Task brief ->
Repeat the material below word for word and leave out all pictures.

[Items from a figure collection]
******

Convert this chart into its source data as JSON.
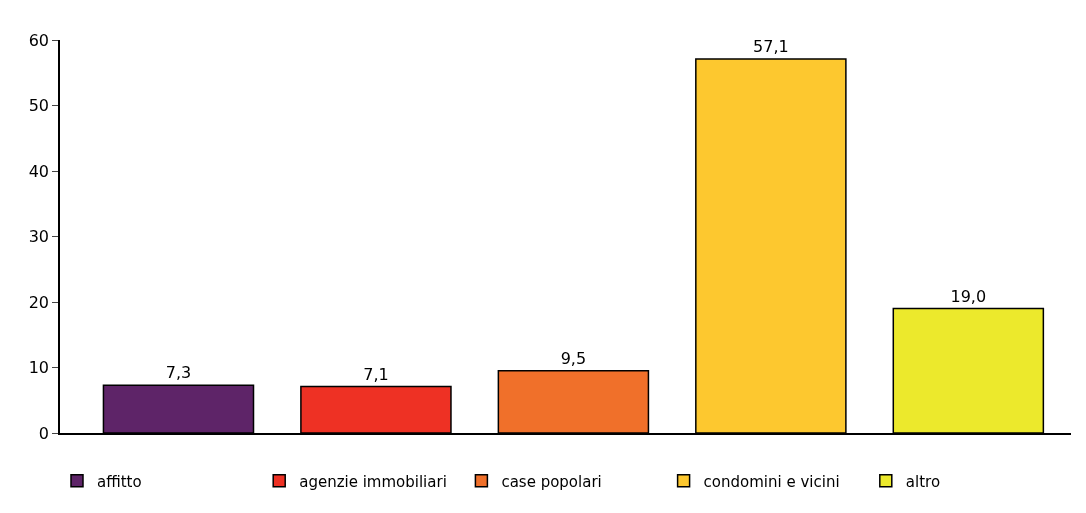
{
  "chart_data": {
    "type": "bar",
    "categories": [
      null,
      null,
      null,
      null,
      null
    ],
    "series": [
      {
        "name": "affitto",
        "color": "#5e2468",
        "values": [
          7.3,
          null,
          null,
          null,
          null
        ],
        "value_labels": [
          "7,3",
          null,
          null,
          null,
          null
        ]
      },
      {
        "name": "agenzie immobiliari",
        "color": "#ee3124",
        "values": [
          null,
          7.1,
          null,
          null,
          null
        ],
        "value_labels": [
          null,
          "7,1",
          null,
          null,
          null
        ]
      },
      {
        "name": "case popolari",
        "color": "#f0702a",
        "values": [
          null,
          null,
          9.5,
          null,
          null
        ],
        "value_labels": [
          null,
          null,
          "9,5",
          null,
          null
        ]
      },
      {
        "name": "condomini e vicini",
        "color": "#fdc82f",
        "values": [
          null,
          null,
          null,
          57.1,
          null
        ],
        "value_labels": [
          null,
          null,
          null,
          "57,1",
          null
        ]
      },
      {
        "name": "altro",
        "color": "#ece92c",
        "values": [
          null,
          null,
          null,
          null,
          19.0
        ],
        "value_labels": [
          null,
          null,
          null,
          null,
          "19,0"
        ]
      }
    ],
    "ylim": [
      0,
      60
    ],
    "yticks": [
      0,
      10,
      20,
      30,
      40,
      50,
      60
    ],
    "legend": "bottom",
    "tick_labels": "y"
  }
}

******

Written response ->
Convert this chart into its source data as JSON.
{
  "chart_data": {
    "type": "bar",
    "categories": [
      null,
      null,
      null,
      null,
      null
    ],
    "series": [
      {
        "name": "affitto",
        "color": "#5e2468",
        "values": [
          7.3,
          null,
          null,
          null,
          null
        ],
        "value_labels": [
          "7,3",
          null,
          null,
          null,
          null
        ]
      },
      {
        "name": "agenzie immobiliari",
        "color": "#ee3124",
        "values": [
          null,
          7.1,
          null,
          null,
          null
        ],
        "value_labels": [
          null,
          "7,1",
          null,
          null,
          null
        ]
      },
      {
        "name": "case popolari",
        "color": "#f0702a",
        "values": [
          null,
          null,
          9.5,
          null,
          null
        ],
        "value_labels": [
          null,
          null,
          "9,5",
          null,
          null
        ]
      },
      {
        "name": "condomini e vicini",
        "color": "#fdc82f",
        "values": [
          null,
          null,
          null,
          57.1,
          null
        ],
        "value_labels": [
          null,
          null,
          null,
          "57,1",
          null
        ]
      },
      {
        "name": "altro",
        "color": "#ece92c",
        "values": [
          null,
          null,
          null,
          null,
          19.0
        ],
        "value_labels": [
          null,
          null,
          null,
          null,
          "19,0"
        ]
      }
    ],
    "ylim": [
      0,
      60
    ],
    "yticks": [
      0,
      10,
      20,
      30,
      40,
      50,
      60
    ],
    "legend": "bottom",
    "tick_labels": "y"
  }
}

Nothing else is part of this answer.